Your instructions —
Leave out the pictures and copy the remaining records exactly.

--- START The data ---

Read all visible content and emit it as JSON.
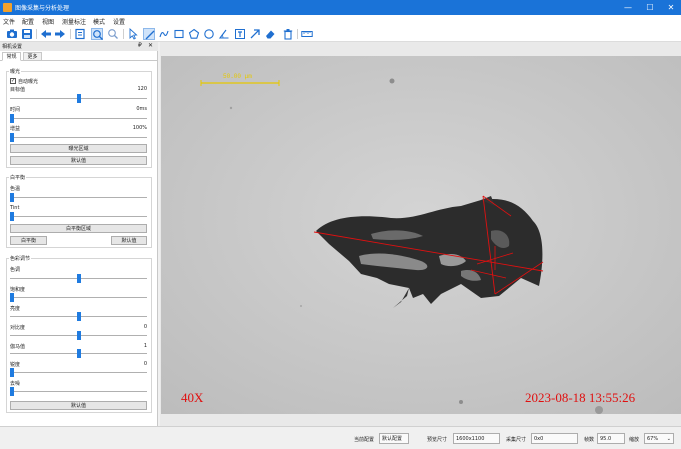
{
  "window": {
    "title": "图像采集与分析处理",
    "controls": [
      "—",
      "☐",
      "✕"
    ]
  },
  "menu": [
    "文件",
    "配置",
    "视图",
    "测量标注",
    "模式",
    "设置"
  ],
  "toolbar": {
    "icons": [
      "camera-icon",
      "save-icon",
      "arrow-left-icon",
      "arrow-right-icon",
      "fit-icon",
      "zoom-in-icon",
      "zoom-out-icon",
      "pointer-icon",
      "line-icon",
      "curve-icon",
      "rectangle-icon",
      "polygon-icon",
      "circle-icon",
      "angle-icon",
      "text-icon",
      "arrow-icon",
      "eraser-icon",
      "delete-icon",
      "ruler-icon"
    ]
  },
  "panel": {
    "title": "相机设置",
    "pin": "₽",
    "close": "✕",
    "tabs": [
      "常规",
      "更多"
    ],
    "exposure": {
      "group_title": "曝光",
      "auto_label": "自动曝光",
      "auto_checked": true,
      "target_label": "目标值",
      "target_value": "120",
      "target_level": 0.5,
      "time_label": "时间",
      "time_value": "0ms",
      "time_level": 0.0,
      "gain_label": "增益",
      "gain_value": "100%",
      "gain_level": 0.0,
      "region_button": "曝光区域",
      "default_button": "默认值"
    },
    "white_balance": {
      "group_title": "白平衡",
      "temp_label": "色温",
      "temp_level": 0.0,
      "tint_label": "Tint",
      "tint_level": 0.0,
      "region_button": "白平衡区域",
      "wb_button": "白平衡",
      "default_button": "默认值"
    },
    "color": {
      "group_title": "色彩调节",
      "hue_label": "色调",
      "hue_level": 0.5,
      "saturation_label": "饱和度",
      "saturation_level": 0.0,
      "brightness_label": "亮度",
      "brightness_level": 0.5,
      "contrast_label": "对比度",
      "contrast_value": "0",
      "contrast_level": 0.5,
      "gamma_label": "伽马值",
      "gamma_value": "1",
      "gamma_level": 0.5,
      "sharpness_label": "锐度",
      "sharpness_value": "0",
      "sharpness_level": 0.0,
      "denoise_label": "去噪",
      "denoise_level": 0.0,
      "default_button": "默认值"
    }
  },
  "image": {
    "scale_label": "50.00 μm",
    "magnification": "40X",
    "timestamp": "2023-08-18  13:55:26",
    "overlay_color": "#e01010",
    "scale_color": "#e6c800"
  },
  "status": {
    "config_label": "当前配置",
    "config_value": "默认配置",
    "preview_label": "预览尺寸",
    "preview_value": "1600x1100",
    "capture_label": "采集尺寸",
    "capture_value": "0x0",
    "fps_label": "帧数",
    "fps_value": "95.0",
    "zoom_label": "缩放",
    "zoom_value": "67%"
  }
}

--- END The data ---

Written response —
Read all visible content and emit it as JSON.
{
  "window": {
    "title": "图像采集与分析处理",
    "controls": [
      "—",
      "☐",
      "✕"
    ]
  },
  "menu": [
    "文件",
    "配置",
    "视图",
    "测量标注",
    "模式",
    "设置"
  ],
  "toolbar": {
    "icons": [
      "camera-icon",
      "save-icon",
      "arrow-left-icon",
      "arrow-right-icon",
      "fit-icon",
      "zoom-in-icon",
      "zoom-out-icon",
      "pointer-icon",
      "line-icon",
      "curve-icon",
      "rectangle-icon",
      "polygon-icon",
      "circle-icon",
      "angle-icon",
      "text-icon",
      "arrow-icon",
      "eraser-icon",
      "delete-icon",
      "ruler-icon"
    ]
  },
  "panel": {
    "title": "相机设置",
    "pin": "₽",
    "close": "✕",
    "tabs": [
      "常规",
      "更多"
    ],
    "exposure": {
      "group_title": "曝光",
      "auto_label": "自动曝光",
      "auto_checked": true,
      "target_label": "目标值",
      "target_value": "120",
      "target_level": 0.5,
      "time_label": "时间",
      "time_value": "0ms",
      "time_level": 0.0,
      "gain_label": "增益",
      "gain_value": "100%",
      "gain_level": 0.0,
      "region_button": "曝光区域",
      "default_button": "默认值"
    },
    "white_balance": {
      "group_title": "白平衡",
      "temp_label": "色温",
      "temp_level": 0.0,
      "tint_label": "Tint",
      "tint_level": 0.0,
      "region_button": "白平衡区域",
      "wb_button": "白平衡",
      "default_button": "默认值"
    },
    "color": {
      "group_title": "色彩调节",
      "hue_label": "色调",
      "hue_level": 0.5,
      "saturation_label": "饱和度",
      "saturation_level": 0.0,
      "brightness_label": "亮度",
      "brightness_level": 0.5,
      "contrast_label": "对比度",
      "contrast_value": "0",
      "contrast_level": 0.5,
      "gamma_label": "伽马值",
      "gamma_value": "1",
      "gamma_level": 0.5,
      "sharpness_label": "锐度",
      "sharpness_value": "0",
      "sharpness_level": 0.0,
      "denoise_label": "去噪",
      "denoise_level": 0.0,
      "default_button": "默认值"
    }
  },
  "image": {
    "scale_label": "50.00 μm",
    "magnification": "40X",
    "timestamp": "2023-08-18  13:55:26",
    "overlay_color": "#e01010",
    "scale_color": "#e6c800"
  },
  "status": {
    "config_label": "当前配置",
    "config_value": "默认配置",
    "preview_label": "预览尺寸",
    "preview_value": "1600x1100",
    "capture_label": "采集尺寸",
    "capture_value": "0x0",
    "fps_label": "帧数",
    "fps_value": "95.0",
    "zoom_label": "缩放",
    "zoom_value": "67%"
  }
}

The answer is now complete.